● **TO DO**:
Copy out the lines of the material again without any change, starting at the line containing "comment-text: 昨天在央视看到的新闻，说是堂食13刀， 外卖要20多刀" and ending at the line containing "comment-icon bbox=[873, 244, 921, 292]", with both of those lines included.

*-*-*

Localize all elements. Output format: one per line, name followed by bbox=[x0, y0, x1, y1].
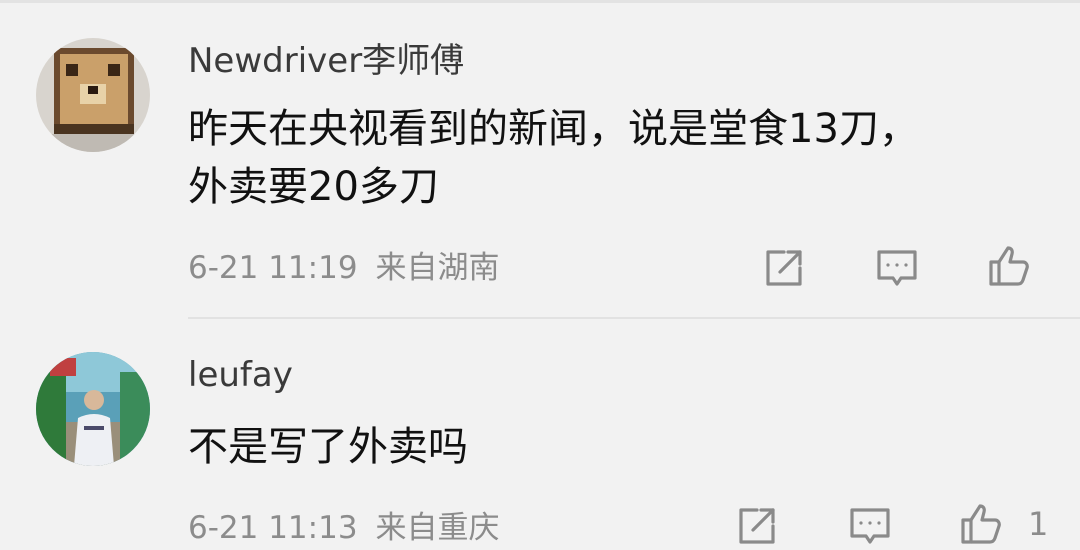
comment-text: 昨天在央视看到的新闻，说是堂食13刀， 外卖要20多刀 bbox=[188, 106, 919, 210]
comment-meta: 6-21 11:19 来自湖南 bbox=[188, 248, 500, 288]
share-button[interactable] bbox=[733, 502, 781, 550]
comment-date: 6-21 11:19 bbox=[188, 250, 358, 286]
comment-divider bbox=[188, 317, 1080, 319]
comment-icon bbox=[846, 502, 894, 550]
comment-location: 来自湖南 bbox=[375, 250, 500, 286]
comment-text: 不是写了外卖吗 bbox=[188, 424, 468, 470]
comment-date: 6-21 11:13 bbox=[188, 510, 358, 546]
comment-meta: 6-21 11:13 来自重庆 bbox=[188, 508, 500, 548]
share-icon bbox=[760, 244, 808, 292]
like-button[interactable] bbox=[986, 242, 1034, 290]
reply-button[interactable] bbox=[873, 244, 921, 292]
like-button[interactable]: 1 bbox=[958, 500, 1048, 548]
avatar[interactable] bbox=[36, 352, 150, 466]
comment-username[interactable]: leufay bbox=[188, 352, 293, 398]
comment-location: 来自重庆 bbox=[375, 510, 500, 546]
comment-username[interactable]: Newdriver李师傅 bbox=[188, 38, 464, 84]
share-button[interactable] bbox=[760, 244, 808, 292]
like-count: 1 bbox=[1028, 505, 1049, 543]
top-divider bbox=[0, 0, 1080, 3]
thumbs-up-icon bbox=[986, 242, 1034, 290]
avatar[interactable] bbox=[36, 38, 150, 152]
share-icon bbox=[733, 502, 781, 550]
reply-button[interactable] bbox=[846, 502, 894, 550]
comment-icon bbox=[873, 244, 921, 292]
thumbs-up-icon bbox=[958, 500, 1006, 548]
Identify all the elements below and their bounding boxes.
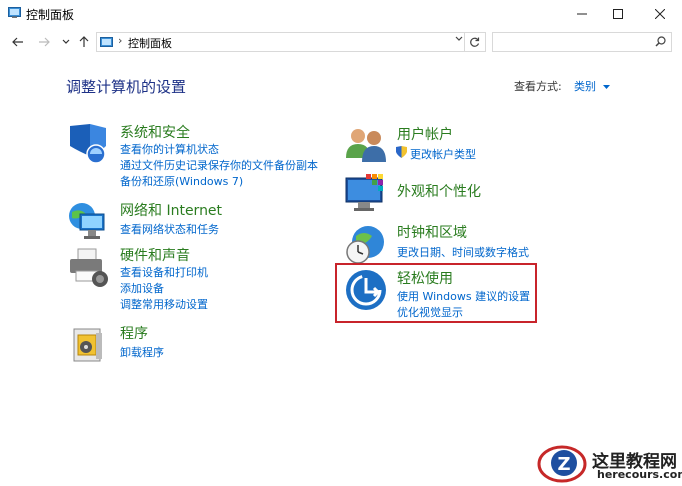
link-change-date-time[interactable]: 更改日期、时间或数字格式 [397,244,529,260]
category-title[interactable]: 外观和个性化 [397,181,481,201]
up-button[interactable] [74,32,94,52]
up-arrow-icon [79,36,89,47]
link-backup-restore[interactable]: 备份和还原(Windows 7) [120,173,243,189]
view-by-value: 类别 [574,80,596,93]
uac-shield-icon [396,146,407,158]
maximize-icon [613,9,623,19]
search-icon[interactable] [655,36,666,47]
breadcrumb-separator-icon: › [118,34,123,47]
appearance-monitor-icon [345,174,383,211]
link-view-computer-status[interactable]: 查看你的计算机状态 [120,141,219,157]
navigation-toolbar: › 控制面板 [0,28,682,56]
title-bar: 控制面板 [0,0,682,28]
watermark-logo-icon: Z [537,445,587,483]
minimize-button[interactable] [564,0,600,28]
link-devices-printers[interactable]: 查看设备和打印机 [120,264,208,280]
shield-icon [70,124,106,164]
search-box[interactable] [492,32,672,52]
close-button[interactable] [642,0,678,28]
control-panel-icon [100,37,113,47]
category-title[interactable]: 程序 [120,323,148,343]
forward-button[interactable] [34,32,54,52]
address-bar[interactable]: › 控制面板 [96,32,486,52]
minimize-icon [577,13,587,15]
recent-locations-button[interactable] [56,32,76,52]
watermark-url: herecours.com [597,468,682,481]
page-title: 调整计算机的设置 [66,78,187,96]
search-input[interactable] [497,35,651,50]
category-title[interactable]: 系统和安全 [120,122,190,142]
category-title[interactable]: 用户帐户 [397,124,453,144]
window-title: 控制面板 [26,8,75,22]
maximize-button[interactable] [600,0,636,28]
category-title[interactable]: 网络和 Internet [120,200,222,220]
users-icon [346,129,386,162]
link-add-device[interactable]: 添加设备 [120,280,164,296]
network-globe-icon [69,203,105,239]
link-file-history[interactable]: 通过文件历史记录保存你的文件备份副本 [120,157,318,173]
highlight-box [335,263,537,323]
chevron-down-icon [62,39,70,44]
link-uninstall-program[interactable]: 卸载程序 [120,344,164,360]
back-arrow-icon [12,37,23,47]
view-by-label: 查看方式: [514,80,562,93]
clock-globe-icon [346,226,384,264]
breadcrumb-control-panel[interactable]: 控制面板 [128,35,172,51]
link-network-status[interactable]: 查看网络状态和任务 [120,221,219,237]
programs-icon [73,328,102,362]
control-panel-icon [8,7,21,18]
forward-arrow-icon [39,37,50,47]
svg-text:Z: Z [557,454,570,475]
chevron-down-icon [602,84,610,89]
view-by-dropdown[interactable]: 类别 [574,78,610,94]
close-icon [655,9,665,19]
address-dropdown-icon[interactable] [455,34,463,45]
printer-icon [70,248,108,287]
refresh-icon [469,37,479,47]
link-change-account-type[interactable]: 更改帐户类型 [410,146,476,162]
category-title[interactable]: 时钟和区域 [397,222,467,242]
category-title[interactable]: 硬件和声音 [120,245,190,265]
refresh-button[interactable] [464,33,483,51]
link-mobility-settings[interactable]: 调整常用移动设置 [120,296,208,312]
back-button[interactable] [8,32,28,52]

*-*-*

● **RESPONSE**:
comment-text: 昨天在央视看到的新闻，说是堂食13刀， 外卖要20多刀 bbox=[188, 106, 919, 210]
comment-meta: 6-21 11:19 来自湖南 bbox=[188, 248, 500, 288]
share-button[interactable] bbox=[733, 502, 781, 550]
comment-date: 6-21 11:19 bbox=[188, 250, 358, 286]
comment-divider bbox=[188, 317, 1080, 319]
comment-icon bbox=[846, 502, 894, 550]
comment-location: 来自湖南 bbox=[375, 250, 500, 286]
comment-text: 不是写了外卖吗 bbox=[188, 424, 468, 470]
comment-date: 6-21 11:13 bbox=[188, 510, 358, 546]
comment-meta: 6-21 11:13 来自重庆 bbox=[188, 508, 500, 548]
share-icon bbox=[760, 244, 808, 292]
like-button[interactable] bbox=[986, 242, 1034, 290]
reply-button[interactable] bbox=[873, 244, 921, 292]
like-button[interactable]: 1 bbox=[958, 500, 1048, 548]
avatar[interactable] bbox=[36, 352, 150, 466]
comment-username[interactable]: leufay bbox=[188, 352, 293, 398]
comment-location: 来自重庆 bbox=[375, 510, 500, 546]
comment-username[interactable]: Newdriver李师傅 bbox=[188, 38, 464, 84]
share-button[interactable] bbox=[760, 244, 808, 292]
like-count: 1 bbox=[1028, 505, 1049, 543]
top-divider bbox=[0, 0, 1080, 3]
thumbs-up-icon bbox=[986, 242, 1034, 290]
avatar[interactable] bbox=[36, 38, 150, 152]
share-icon bbox=[733, 502, 781, 550]
reply-button[interactable] bbox=[846, 502, 894, 550]
comment-icon bbox=[873, 244, 921, 292]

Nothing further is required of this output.